§ **To be done**: All records are to be retyped faithfully and completely.

=====

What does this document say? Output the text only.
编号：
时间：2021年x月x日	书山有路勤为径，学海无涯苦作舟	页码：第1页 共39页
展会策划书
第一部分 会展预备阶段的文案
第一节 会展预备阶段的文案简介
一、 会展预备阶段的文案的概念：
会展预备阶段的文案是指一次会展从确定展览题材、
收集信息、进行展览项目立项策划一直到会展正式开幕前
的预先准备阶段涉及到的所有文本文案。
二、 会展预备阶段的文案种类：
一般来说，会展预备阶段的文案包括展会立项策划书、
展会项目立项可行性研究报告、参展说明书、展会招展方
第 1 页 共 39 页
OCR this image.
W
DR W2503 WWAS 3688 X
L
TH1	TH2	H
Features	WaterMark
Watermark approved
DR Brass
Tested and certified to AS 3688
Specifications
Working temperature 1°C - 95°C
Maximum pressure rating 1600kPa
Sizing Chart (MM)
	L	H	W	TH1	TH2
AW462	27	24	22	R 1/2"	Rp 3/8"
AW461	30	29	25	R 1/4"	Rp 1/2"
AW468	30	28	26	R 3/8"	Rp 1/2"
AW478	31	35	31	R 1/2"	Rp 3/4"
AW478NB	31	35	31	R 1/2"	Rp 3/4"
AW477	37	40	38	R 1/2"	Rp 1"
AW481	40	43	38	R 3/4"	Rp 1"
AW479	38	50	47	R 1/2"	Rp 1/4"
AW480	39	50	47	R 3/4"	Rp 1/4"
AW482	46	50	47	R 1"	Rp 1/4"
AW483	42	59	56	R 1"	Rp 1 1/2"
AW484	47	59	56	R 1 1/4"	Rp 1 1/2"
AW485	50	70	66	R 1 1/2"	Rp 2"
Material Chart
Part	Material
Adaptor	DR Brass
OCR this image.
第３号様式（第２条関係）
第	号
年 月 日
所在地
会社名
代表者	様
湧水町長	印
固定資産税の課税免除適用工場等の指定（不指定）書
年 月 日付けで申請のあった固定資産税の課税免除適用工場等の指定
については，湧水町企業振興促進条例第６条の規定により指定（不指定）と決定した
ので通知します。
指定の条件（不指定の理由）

=====

§ **Answer for this exercise**:
What does this document say? Output the text only.
编号：
时间：2021年x月x日	书山有路勤为径，学海无涯苦作舟	页码：第1页 共39页
展会策划书
第一部分 会展预备阶段的文案
第一节 会展预备阶段的文案简介
一、 会展预备阶段的文案的概念：
会展预备阶段的文案是指一次会展从确定展览题材、
收集信息、进行展览项目立项策划一直到会展正式开幕前
的预先准备阶段涉及到的所有文本文案。
二、 会展预备阶段的文案种类：
一般来说，会展预备阶段的文案包括展会立项策划书、
展会项目立项可行性研究报告、参展说明书、展会招展方
第 1 页 共 39 页
OCR this image.
W
DR W2503 WWAS 3688 X
L
TH1	TH2	H
Features	WaterMark
Watermark approved
DR Brass
Tested and certified to AS 3688
Specifications
Working temperature 1°C - 95°C
Maximum pressure rating 1600kPa
Sizing Chart (MM)
	L	H	W	TH1	TH2
AW462	27	24	22	R 1/2"	Rp 3/8"
AW461	30	29	25	R 1/4"	Rp 1/2"
AW468	30	28	26	R 3/8"	Rp 1/2"
AW478	31	35	31	R 1/2"	Rp 3/4"
AW478NB	31	35	31	R 1/2"	Rp 3/4"
AW477	37	40	38	R 1/2"	Rp 1"
AW481	40	43	38	R 3/4"	Rp 1"
AW479	38	50	47	R 1/2"	Rp 1/4"
AW480	39	50	47	R 3/4"	Rp 1/4"
AW482	46	50	47	R 1"	Rp 1/4"
AW483	42	59	56	R 1"	Rp 1 1/2"
AW484	47	59	56	R 1 1/4"	Rp 1 1/2"
AW485	50	70	66	R 1 1/2"	Rp 2"
Material Chart
Part	Material
Adaptor	DR Brass
OCR this image.
第３号様式（第２条関係）
第	号
年 月 日
所在地
会社名
代表者	様
湧水町長	印
固定資産税の課税免除適用工場等の指定（不指定）書
年 月 日付けで申請のあった固定資産税の課税免除適用工場等の指定
については，湧水町企業振興促進条例第６条の規定により指定（不指定）と決定した
ので通知します。
指定の条件（不指定の理由）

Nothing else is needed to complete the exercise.